INSTRUCTIONS FOR THE TASK:
In the lines below, how many hold the word "icon"? Answer only with the number.

INPUT:
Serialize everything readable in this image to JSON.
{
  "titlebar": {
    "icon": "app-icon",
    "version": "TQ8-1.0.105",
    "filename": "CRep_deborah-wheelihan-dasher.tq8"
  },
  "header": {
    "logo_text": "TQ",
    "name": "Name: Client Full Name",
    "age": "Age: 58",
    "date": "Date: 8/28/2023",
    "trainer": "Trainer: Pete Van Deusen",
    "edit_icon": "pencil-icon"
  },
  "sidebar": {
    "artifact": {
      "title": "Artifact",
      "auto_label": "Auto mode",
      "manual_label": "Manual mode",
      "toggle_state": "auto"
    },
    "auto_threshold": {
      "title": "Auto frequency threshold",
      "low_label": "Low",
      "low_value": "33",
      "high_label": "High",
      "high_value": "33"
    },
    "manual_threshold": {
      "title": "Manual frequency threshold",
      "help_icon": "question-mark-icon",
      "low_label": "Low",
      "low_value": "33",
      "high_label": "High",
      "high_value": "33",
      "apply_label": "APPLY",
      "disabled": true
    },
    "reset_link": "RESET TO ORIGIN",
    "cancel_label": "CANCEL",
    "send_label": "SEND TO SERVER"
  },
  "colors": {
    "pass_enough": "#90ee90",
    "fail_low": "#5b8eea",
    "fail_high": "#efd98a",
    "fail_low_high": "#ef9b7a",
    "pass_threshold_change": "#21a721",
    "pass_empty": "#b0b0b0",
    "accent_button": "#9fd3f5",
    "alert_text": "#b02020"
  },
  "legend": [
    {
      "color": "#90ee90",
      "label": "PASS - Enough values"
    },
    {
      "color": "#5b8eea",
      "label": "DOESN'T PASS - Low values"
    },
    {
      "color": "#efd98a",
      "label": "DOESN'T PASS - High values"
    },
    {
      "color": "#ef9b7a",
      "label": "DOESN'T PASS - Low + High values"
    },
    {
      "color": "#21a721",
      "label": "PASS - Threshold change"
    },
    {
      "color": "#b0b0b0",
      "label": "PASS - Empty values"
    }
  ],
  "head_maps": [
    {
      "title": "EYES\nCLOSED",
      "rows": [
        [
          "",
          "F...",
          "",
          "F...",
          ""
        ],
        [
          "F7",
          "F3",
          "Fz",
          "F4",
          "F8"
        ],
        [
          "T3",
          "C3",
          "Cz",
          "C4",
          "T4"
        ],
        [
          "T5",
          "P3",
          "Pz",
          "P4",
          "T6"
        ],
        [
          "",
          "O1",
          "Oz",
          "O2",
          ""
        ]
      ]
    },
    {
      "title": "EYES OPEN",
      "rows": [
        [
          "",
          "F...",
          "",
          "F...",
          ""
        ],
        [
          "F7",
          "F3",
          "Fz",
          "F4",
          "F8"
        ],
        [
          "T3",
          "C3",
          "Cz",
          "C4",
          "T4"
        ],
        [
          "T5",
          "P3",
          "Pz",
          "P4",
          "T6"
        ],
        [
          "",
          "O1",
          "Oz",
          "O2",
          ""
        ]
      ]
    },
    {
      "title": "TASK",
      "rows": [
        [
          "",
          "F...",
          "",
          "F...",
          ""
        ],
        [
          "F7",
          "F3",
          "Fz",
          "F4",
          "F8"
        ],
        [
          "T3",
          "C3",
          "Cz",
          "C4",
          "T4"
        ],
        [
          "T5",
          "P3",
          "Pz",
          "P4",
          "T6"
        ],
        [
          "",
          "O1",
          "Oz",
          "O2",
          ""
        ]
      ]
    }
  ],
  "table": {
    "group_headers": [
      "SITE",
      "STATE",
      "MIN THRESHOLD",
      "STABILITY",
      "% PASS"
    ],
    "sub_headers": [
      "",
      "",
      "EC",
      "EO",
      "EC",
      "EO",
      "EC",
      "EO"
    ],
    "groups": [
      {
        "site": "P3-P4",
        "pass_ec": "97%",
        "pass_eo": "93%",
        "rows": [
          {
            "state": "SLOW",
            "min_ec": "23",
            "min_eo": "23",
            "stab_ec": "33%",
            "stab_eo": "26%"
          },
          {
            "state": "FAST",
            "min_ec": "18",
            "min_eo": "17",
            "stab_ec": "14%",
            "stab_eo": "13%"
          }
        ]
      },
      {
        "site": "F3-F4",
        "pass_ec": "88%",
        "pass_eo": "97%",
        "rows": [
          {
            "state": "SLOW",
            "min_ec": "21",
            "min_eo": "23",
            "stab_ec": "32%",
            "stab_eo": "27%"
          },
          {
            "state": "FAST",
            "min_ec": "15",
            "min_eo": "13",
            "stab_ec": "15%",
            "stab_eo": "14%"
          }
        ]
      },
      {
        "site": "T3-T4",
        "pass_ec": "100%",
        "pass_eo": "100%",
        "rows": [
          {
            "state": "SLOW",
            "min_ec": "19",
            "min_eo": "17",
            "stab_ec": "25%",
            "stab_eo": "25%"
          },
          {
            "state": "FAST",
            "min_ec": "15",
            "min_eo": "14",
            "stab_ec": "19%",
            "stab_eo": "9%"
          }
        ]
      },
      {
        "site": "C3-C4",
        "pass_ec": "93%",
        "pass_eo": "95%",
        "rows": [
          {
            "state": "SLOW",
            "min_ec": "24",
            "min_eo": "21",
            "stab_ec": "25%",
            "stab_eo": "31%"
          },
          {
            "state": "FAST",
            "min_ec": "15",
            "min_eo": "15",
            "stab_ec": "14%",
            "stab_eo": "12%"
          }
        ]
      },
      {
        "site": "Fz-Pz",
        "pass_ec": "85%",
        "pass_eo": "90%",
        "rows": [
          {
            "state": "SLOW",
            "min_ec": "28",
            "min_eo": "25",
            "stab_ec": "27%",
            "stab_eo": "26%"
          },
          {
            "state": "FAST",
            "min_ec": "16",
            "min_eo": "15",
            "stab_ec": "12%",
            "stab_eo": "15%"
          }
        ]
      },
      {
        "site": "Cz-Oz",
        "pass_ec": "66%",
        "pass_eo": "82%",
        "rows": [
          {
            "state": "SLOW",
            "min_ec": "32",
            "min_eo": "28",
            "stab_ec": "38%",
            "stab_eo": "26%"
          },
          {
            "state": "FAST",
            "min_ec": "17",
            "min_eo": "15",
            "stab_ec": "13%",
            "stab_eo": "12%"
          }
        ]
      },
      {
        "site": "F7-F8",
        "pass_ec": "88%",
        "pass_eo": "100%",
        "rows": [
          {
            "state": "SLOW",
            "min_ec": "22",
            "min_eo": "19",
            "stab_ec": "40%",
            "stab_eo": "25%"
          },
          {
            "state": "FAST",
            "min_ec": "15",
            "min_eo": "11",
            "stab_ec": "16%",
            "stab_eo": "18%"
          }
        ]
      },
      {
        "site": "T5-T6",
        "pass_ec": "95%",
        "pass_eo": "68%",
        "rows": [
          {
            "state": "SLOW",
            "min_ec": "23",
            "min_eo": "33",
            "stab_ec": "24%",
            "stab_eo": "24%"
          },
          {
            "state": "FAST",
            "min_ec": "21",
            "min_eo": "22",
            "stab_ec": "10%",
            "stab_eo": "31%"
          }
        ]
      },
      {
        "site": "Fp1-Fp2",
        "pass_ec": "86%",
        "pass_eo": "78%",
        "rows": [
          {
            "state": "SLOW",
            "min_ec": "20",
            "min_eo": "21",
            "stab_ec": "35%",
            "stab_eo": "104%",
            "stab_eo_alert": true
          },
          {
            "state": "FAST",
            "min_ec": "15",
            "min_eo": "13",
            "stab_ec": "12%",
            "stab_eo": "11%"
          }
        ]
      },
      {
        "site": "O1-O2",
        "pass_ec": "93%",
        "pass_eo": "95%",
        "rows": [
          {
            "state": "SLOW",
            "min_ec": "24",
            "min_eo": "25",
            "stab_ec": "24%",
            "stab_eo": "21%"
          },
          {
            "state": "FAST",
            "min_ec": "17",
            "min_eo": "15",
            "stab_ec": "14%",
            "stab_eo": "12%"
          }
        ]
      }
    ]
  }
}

ANSWER IN FULL:
3